> **YOUR GOAL**
Go through the listing below and gather every line with the word "Городской".

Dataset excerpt

——

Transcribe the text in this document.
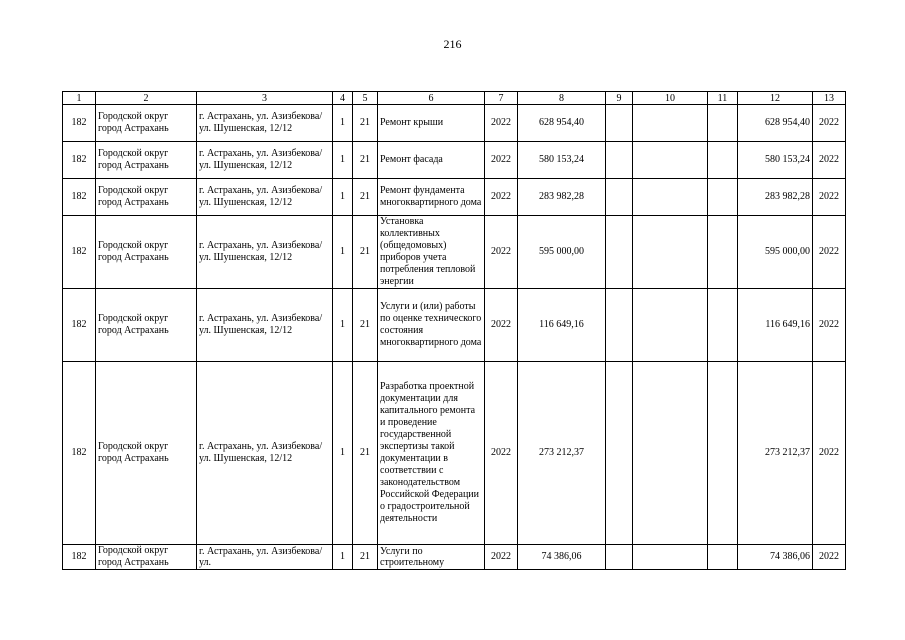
216
1	2	3	4	5	6	7	8	9	10	11	12	13
182	Городской округ город Астрахань	г. Астрахань, ул. Азизбекова/ ул. Шушенская, 12/12	1	21	Ремонт крыши	2022	628 954,40				628 954,40	2022
182	Городской округ город Астрахань	г. Астрахань, ул. Азизбекова/ ул. Шушенская, 12/12	1	21	Ремонт фасада	2022	580 153,24				580 153,24	2022
182	Городской округ город Астрахань	г. Астрахань, ул. Азизбекова/ ул. Шушенская, 12/12	1	21	Ремонт фундамента многоквартирного дома	2022	283 982,28				283 982,28	2022
182	Городской округ город Астрахань	г. Астрахань, ул. Азизбекова/ ул. Шушенская, 12/12	1	21	Установка коллективных (общедомовых) приборов учета потребления тепловой энергии	2022	595 000,00				595 000,00	2022
182	Городской округ город Астрахань	г. Астрахань, ул. Азизбекова/ ул. Шушенская, 12/12	1	21	Услуги и (или) работы по оценке технического состояния многоквартирного дома	2022	116 649,16				116 649,16	2022
182	Городской округ город Астрахань	г. Астрахань, ул. Азизбекова/ ул. Шушенская, 12/12	1	21	Разработка проектной документации для капитального ремонта и проведение государственной экспертизы такой документации в соответствии с законодательством Российской Федерации о градостроительной деятельности	2022	273 212,37				273 212,37	2022
182	Городской округ город Астрахань	г. Астрахань, ул. Азизбекова/ ул.	1	21	Услуги по строительному	2022	74 386,06				74 386,06	2022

——

> **EXERCISE RESPONSE**
182	Городской округ город Астрахань	г. Астрахань, ул. Азизбекова/ ул. Шушенская, 12/12	1	21	Ремонт крыши	2022	628 954,40				628 954,40	2022
182	Городской округ город Астрахань	г. Астрахань, ул. Азизбекова/ ул. Шушенская, 12/12	1	21	Ремонт фасада	2022	580 153,24				580 153,24	2022
182	Городской округ город Астрахань	г. Астрахань, ул. Азизбекова/ ул. Шушенская, 12/12	1	21	Ремонт фундамента многоквартирного дома	2022	283 982,28				283 982,28	2022
182	Городской округ город Астрахань	г. Астрахань, ул. Азизбекова/ ул. Шушенская, 12/12	1	21	Установка коллективных (общедомовых) приборов учета потребления тепловой энергии	2022	595 000,00				595 000,00	2022
182	Городской округ город Астрахань	г. Астрахань, ул. Азизбекова/ ул. Шушенская, 12/12	1	21	Услуги и (или) работы по оценке технического состояния многоквартирного дома	2022	116 649,16				116 649,16	2022
182	Городской округ город Астрахань	г. Астрахань, ул. Азизбекова/ ул. Шушенская, 12/12	1	21	Разработка проектной документации для капитального ремонта и проведение государственной экспертизы такой документации в соответствии с законодательством Российской Федерации о градостроительной деятельности	2022	273 212,37				273 212,37	2022
182	Городской округ город Астрахань	г. Астрахань, ул. Азизбекова/ ул.	1	21	Услуги по строительному	2022	74 386,06				74 386,06	2022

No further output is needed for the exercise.